Make an exact copy of the records, with the images left out.

[start]

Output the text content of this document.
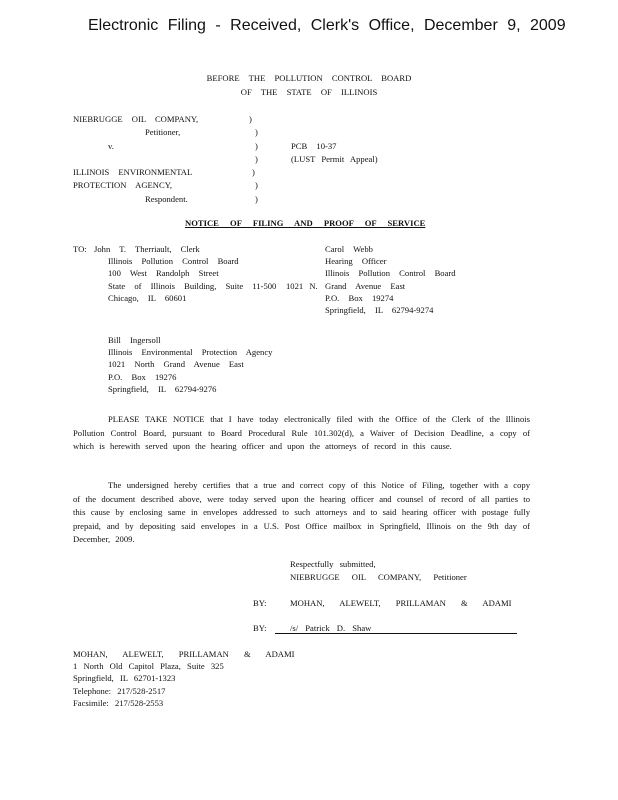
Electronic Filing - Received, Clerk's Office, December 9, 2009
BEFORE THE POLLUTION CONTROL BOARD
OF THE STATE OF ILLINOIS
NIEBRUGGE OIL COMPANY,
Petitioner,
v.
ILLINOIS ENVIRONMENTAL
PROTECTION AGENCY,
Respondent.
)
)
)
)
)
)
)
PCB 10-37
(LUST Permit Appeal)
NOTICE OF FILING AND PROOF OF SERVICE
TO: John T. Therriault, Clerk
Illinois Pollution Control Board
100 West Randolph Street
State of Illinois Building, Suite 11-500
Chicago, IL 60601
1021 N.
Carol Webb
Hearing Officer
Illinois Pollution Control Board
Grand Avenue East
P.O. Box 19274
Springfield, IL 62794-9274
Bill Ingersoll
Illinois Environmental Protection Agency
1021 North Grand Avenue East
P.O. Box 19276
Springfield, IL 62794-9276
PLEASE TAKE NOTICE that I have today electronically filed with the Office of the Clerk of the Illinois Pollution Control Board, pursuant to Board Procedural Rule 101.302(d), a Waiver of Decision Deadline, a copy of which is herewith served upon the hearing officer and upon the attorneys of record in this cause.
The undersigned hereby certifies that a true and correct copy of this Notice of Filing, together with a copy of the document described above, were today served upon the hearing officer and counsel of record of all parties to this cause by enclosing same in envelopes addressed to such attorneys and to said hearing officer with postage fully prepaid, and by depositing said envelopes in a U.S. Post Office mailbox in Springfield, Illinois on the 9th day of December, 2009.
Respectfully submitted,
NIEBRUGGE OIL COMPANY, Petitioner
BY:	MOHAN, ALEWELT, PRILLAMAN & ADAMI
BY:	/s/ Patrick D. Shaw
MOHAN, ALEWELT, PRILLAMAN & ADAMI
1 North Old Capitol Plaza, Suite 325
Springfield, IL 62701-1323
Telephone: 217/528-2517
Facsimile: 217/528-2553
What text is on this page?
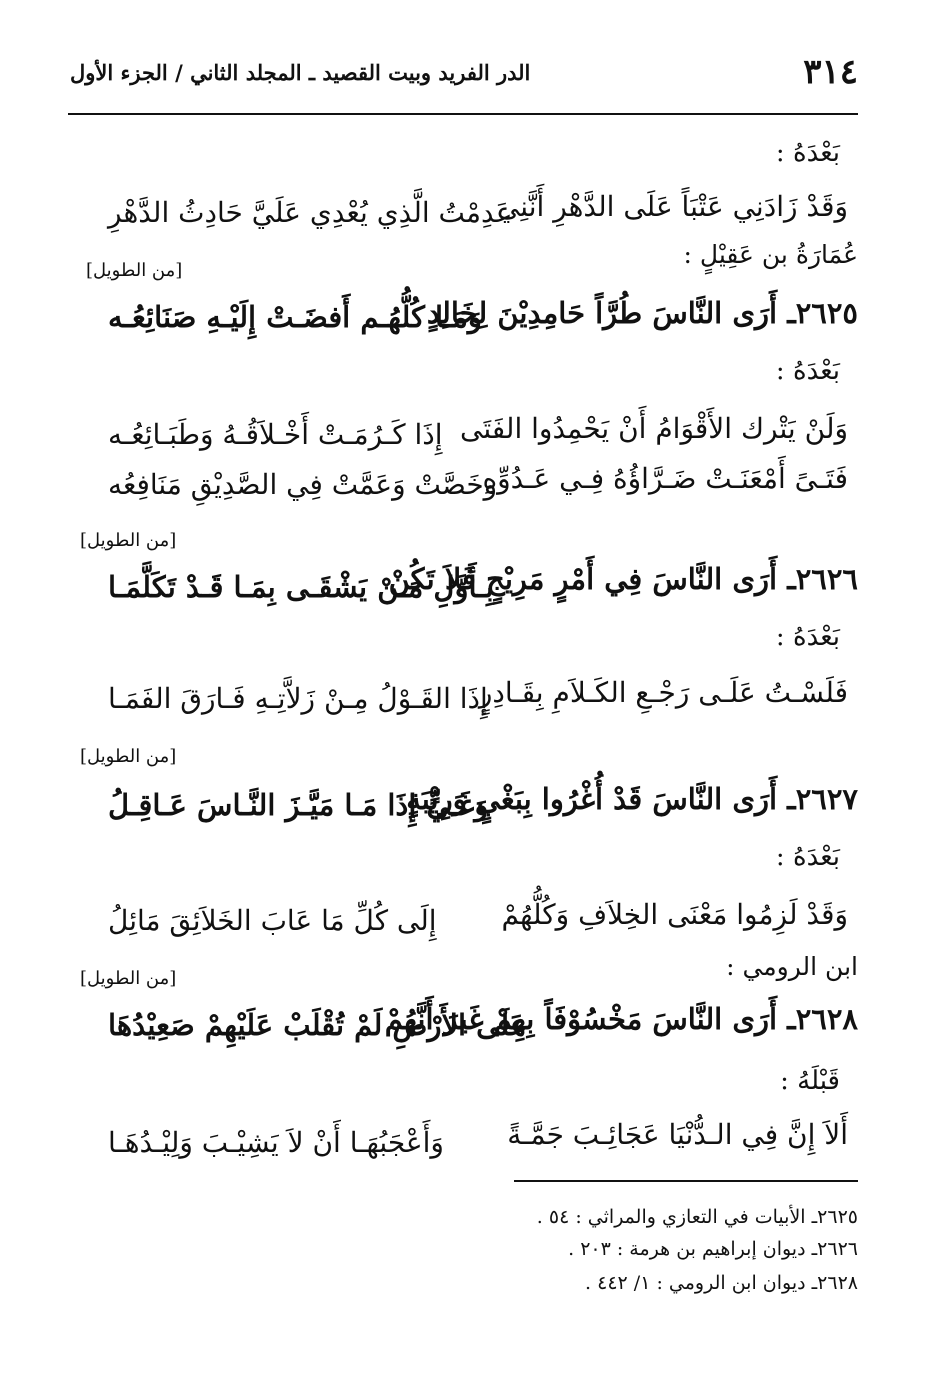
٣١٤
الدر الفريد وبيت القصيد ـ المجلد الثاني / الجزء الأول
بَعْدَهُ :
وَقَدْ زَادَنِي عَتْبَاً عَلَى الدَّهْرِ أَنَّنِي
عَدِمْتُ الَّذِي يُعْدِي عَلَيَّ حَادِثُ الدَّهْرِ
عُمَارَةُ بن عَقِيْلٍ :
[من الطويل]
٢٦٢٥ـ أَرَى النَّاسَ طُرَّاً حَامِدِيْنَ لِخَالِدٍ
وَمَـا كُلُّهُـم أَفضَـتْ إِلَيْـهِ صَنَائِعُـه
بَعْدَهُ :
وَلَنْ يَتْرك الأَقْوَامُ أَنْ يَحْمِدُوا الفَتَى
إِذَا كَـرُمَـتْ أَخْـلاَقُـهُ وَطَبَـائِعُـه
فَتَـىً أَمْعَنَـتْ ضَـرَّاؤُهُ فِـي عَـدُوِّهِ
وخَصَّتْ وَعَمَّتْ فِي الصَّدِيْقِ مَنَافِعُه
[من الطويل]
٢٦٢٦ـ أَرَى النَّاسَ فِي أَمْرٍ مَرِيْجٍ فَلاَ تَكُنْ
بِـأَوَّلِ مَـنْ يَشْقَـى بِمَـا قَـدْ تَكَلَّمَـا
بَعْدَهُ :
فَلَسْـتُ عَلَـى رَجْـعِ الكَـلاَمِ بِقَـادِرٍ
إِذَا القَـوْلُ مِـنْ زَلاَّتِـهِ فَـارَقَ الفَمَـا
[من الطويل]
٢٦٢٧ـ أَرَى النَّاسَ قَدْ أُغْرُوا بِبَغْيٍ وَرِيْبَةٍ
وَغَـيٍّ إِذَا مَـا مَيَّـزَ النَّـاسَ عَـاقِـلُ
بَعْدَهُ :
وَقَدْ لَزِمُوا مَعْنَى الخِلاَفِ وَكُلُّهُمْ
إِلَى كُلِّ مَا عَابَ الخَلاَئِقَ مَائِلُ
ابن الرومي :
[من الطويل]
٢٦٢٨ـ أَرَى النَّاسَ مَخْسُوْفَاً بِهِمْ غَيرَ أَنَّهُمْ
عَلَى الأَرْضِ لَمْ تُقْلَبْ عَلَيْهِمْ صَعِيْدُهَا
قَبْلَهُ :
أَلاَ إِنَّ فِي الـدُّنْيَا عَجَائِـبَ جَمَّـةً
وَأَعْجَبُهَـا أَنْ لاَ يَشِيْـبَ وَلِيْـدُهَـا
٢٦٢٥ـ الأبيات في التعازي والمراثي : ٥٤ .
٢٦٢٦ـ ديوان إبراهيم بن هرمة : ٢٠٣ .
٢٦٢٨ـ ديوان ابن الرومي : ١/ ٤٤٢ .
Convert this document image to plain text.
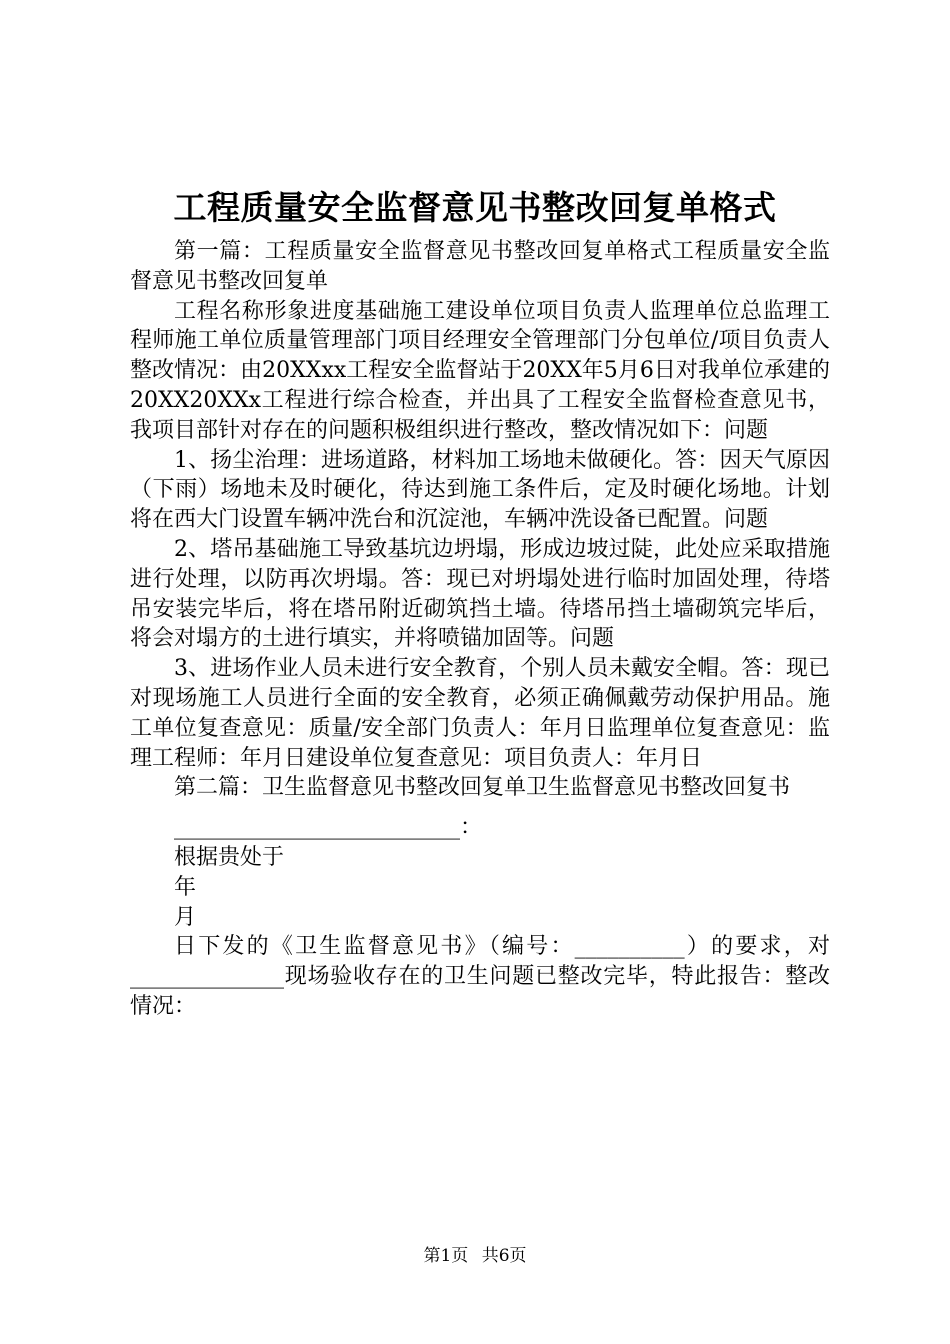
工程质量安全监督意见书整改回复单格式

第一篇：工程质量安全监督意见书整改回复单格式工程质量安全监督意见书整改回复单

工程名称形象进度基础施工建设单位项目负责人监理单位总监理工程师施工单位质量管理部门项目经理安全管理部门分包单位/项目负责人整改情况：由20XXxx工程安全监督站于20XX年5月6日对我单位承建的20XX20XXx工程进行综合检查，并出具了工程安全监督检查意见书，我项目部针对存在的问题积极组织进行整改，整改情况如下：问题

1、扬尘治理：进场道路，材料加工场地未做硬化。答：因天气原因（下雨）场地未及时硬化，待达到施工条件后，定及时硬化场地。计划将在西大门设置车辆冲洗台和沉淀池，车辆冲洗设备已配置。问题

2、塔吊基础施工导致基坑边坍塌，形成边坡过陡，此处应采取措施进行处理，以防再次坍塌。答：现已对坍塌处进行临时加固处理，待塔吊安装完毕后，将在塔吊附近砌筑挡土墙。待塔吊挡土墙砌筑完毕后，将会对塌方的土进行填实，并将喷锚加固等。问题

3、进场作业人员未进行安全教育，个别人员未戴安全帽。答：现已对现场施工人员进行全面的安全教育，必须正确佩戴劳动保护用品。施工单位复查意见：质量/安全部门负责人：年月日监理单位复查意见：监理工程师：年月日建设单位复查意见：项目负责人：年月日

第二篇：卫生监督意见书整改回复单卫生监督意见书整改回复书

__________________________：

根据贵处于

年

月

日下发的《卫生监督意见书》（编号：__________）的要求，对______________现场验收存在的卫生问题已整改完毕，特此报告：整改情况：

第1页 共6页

[end]

▸ RESPONSE:
Output the text content of this document.
Electronic Filing - Received, Clerk's Office, December 9, 2009
BEFORE THE POLLUTION CONTROL BOARD
OF THE STATE OF ILLINOIS
NIEBRUGGE OIL COMPANY,
Petitioner,
v.
ILLINOIS ENVIRONMENTAL
PROTECTION AGENCY,
Respondent.
)
)
)
)
)
)
)
PCB 10-37
(LUST Permit Appeal)
NOTICE OF FILING AND PROOF OF SERVICE
TO: John T. Therriault, Clerk
Illinois Pollution Control Board
100 West Randolph Street
State of Illinois Building, Suite 11-500
Chicago, IL 60601
1021 N.
Carol Webb
Hearing Officer
Illinois Pollution Control Board
Grand Avenue East
P.O. Box 19274
Springfield, IL 62794-9274
Bill Ingersoll
Illinois Environmental Protection Agency
1021 North Grand Avenue East
P.O. Box 19276
Springfield, IL 62794-9276
PLEASE TAKE NOTICE that I have today electronically filed with the Office of the Clerk of the Illinois Pollution Control Board, pursuant to Board Procedural Rule 101.302(d), a Waiver of Decision Deadline, a copy of which is herewith served upon the hearing officer and upon the attorneys of record in this cause.
The undersigned hereby certifies that a true and correct copy of this Notice of Filing, together with a copy of the document described above, were today served upon the hearing officer and counsel of record of all parties to this cause by enclosing same in envelopes addressed to such attorneys and to said hearing officer with postage fully prepaid, and by depositing said envelopes in a U.S. Post Office mailbox in Springfield, Illinois on the 9th day of December, 2009.
Respectfully submitted,
NIEBRUGGE OIL COMPANY, Petitioner
BY:	MOHAN, ALEWELT, PRILLAMAN & ADAMI
BY:	/s/ Patrick D. Shaw
MOHAN, ALEWELT, PRILLAMAN & ADAMI
1 North Old Capitol Plaza, Suite 325
Springfield, IL 62701-1323
Telephone: 217/528-2517
Facsimile: 217/528-2553
What text is on this page?
٣١٤
الدر الفريد وبيت القصيد ـ المجلد الثاني / الجزء الأول
بَعْدَهُ :
وَقَدْ زَادَنِي عَتْبَاً عَلَى الدَّهْرِ أَنَّنِي
عَدِمْتُ الَّذِي يُعْدِي عَلَيَّ حَادِثُ الدَّهْرِ
عُمَارَةُ بن عَقِيْلٍ :
[من الطويل]
٢٦٢٥ـ أَرَى النَّاسَ طُرَّاً حَامِدِيْنَ لِخَالِدٍ
وَمَـا كُلُّهُـم أَفضَـتْ إِلَيْـهِ صَنَائِعُـه
بَعْدَهُ :
وَلَنْ يَتْرك الأَقْوَامُ أَنْ يَحْمِدُوا الفَتَى
إِذَا كَـرُمَـتْ أَخْـلاَقُـهُ وَطَبَـائِعُـه
فَتَـىً أَمْعَنَـتْ ضَـرَّاؤُهُ فِـي عَـدُوِّهِ
وخَصَّتْ وَعَمَّتْ فِي الصَّدِيْقِ مَنَافِعُه
[من الطويل]
٢٦٢٦ـ أَرَى النَّاسَ فِي أَمْرٍ مَرِيْجٍ فَلاَ تَكُنْ
بِـأَوَّلِ مَـنْ يَشْقَـى بِمَـا قَـدْ تَكَلَّمَـا
بَعْدَهُ :
فَلَسْـتُ عَلَـى رَجْـعِ الكَـلاَمِ بِقَـادِرٍ
إِذَا القَـوْلُ مِـنْ زَلاَّتِـهِ فَـارَقَ الفَمَـا
[من الطويل]
٢٦٢٧ـ أَرَى النَّاسَ قَدْ أُغْرُوا بِبَغْيٍ وَرِيْبَةٍ
وَغَـيٍّ إِذَا مَـا مَيَّـزَ النَّـاسَ عَـاقِـلُ
بَعْدَهُ :
وَقَدْ لَزِمُوا مَعْنَى الخِلاَفِ وَكُلُّهُمْ
إِلَى كُلِّ مَا عَابَ الخَلاَئِقَ مَائِلُ
ابن الرومي :
[من الطويل]
٢٦٢٨ـ أَرَى النَّاسَ مَخْسُوْفَاً بِهِمْ غَيرَ أَنَّهُمْ
عَلَى الأَرْضِ لَمْ تُقْلَبْ عَلَيْهِمْ صَعِيْدُهَا
قَبْلَهُ :
أَلاَ إِنَّ فِي الـدُّنْيَا عَجَائِـبَ جَمَّـةً
وَأَعْجَبُهَـا أَنْ لاَ يَشِيْـبَ وَلِيْـدُهَـا
٢٦٢٥ـ الأبيات في التعازي والمراثي : ٥٤ .
٢٦٢٦ـ ديوان إبراهيم بن هرمة : ٢٠٣ .
٢٦٢٨ـ ديوان ابن الرومي : ١/ ٤٤٢ .
Convert this document image to plain text.
工程质量安全监督意见书整改回复单格式

第一篇：工程质量安全监督意见书整改回复单格式工程质量安全监督意见书整改回复单

工程名称形象进度基础施工建设单位项目负责人监理单位总监理工程师施工单位质量管理部门项目经理安全管理部门分包单位/项目负责人整改情况：由20XXxx工程安全监督站于20XX年5月6日对我单位承建的20XX20XXx工程进行综合检查，并出具了工程安全监督检查意见书，我项目部针对存在的问题积极组织进行整改，整改情况如下：问题

1、扬尘治理：进场道路，材料加工场地未做硬化。答：因天气原因（下雨）场地未及时硬化，待达到施工条件后，定及时硬化场地。计划将在西大门设置车辆冲洗台和沉淀池，车辆冲洗设备已配置。问题

2、塔吊基础施工导致基坑边坍塌，形成边坡过陡，此处应采取措施进行处理，以防再次坍塌。答：现已对坍塌处进行临时加固处理，待塔吊安装完毕后，将在塔吊附近砌筑挡土墙。待塔吊挡土墙砌筑完毕后，将会对塌方的土进行填实，并将喷锚加固等。问题

3、进场作业人员未进行安全教育，个别人员未戴安全帽。答：现已对现场施工人员进行全面的安全教育，必须正确佩戴劳动保护用品。施工单位复查意见：质量/安全部门负责人：年月日监理单位复查意见：监理工程师：年月日建设单位复查意见：项目负责人：年月日

第二篇：卫生监督意见书整改回复单卫生监督意见书整改回复书

__________________________：

根据贵处于

年

月

日下发的《卫生监督意见书》（编号：__________）的要求，对______________现场验收存在的卫生问题已整改完毕，特此报告：整改情况：

第1页 共6页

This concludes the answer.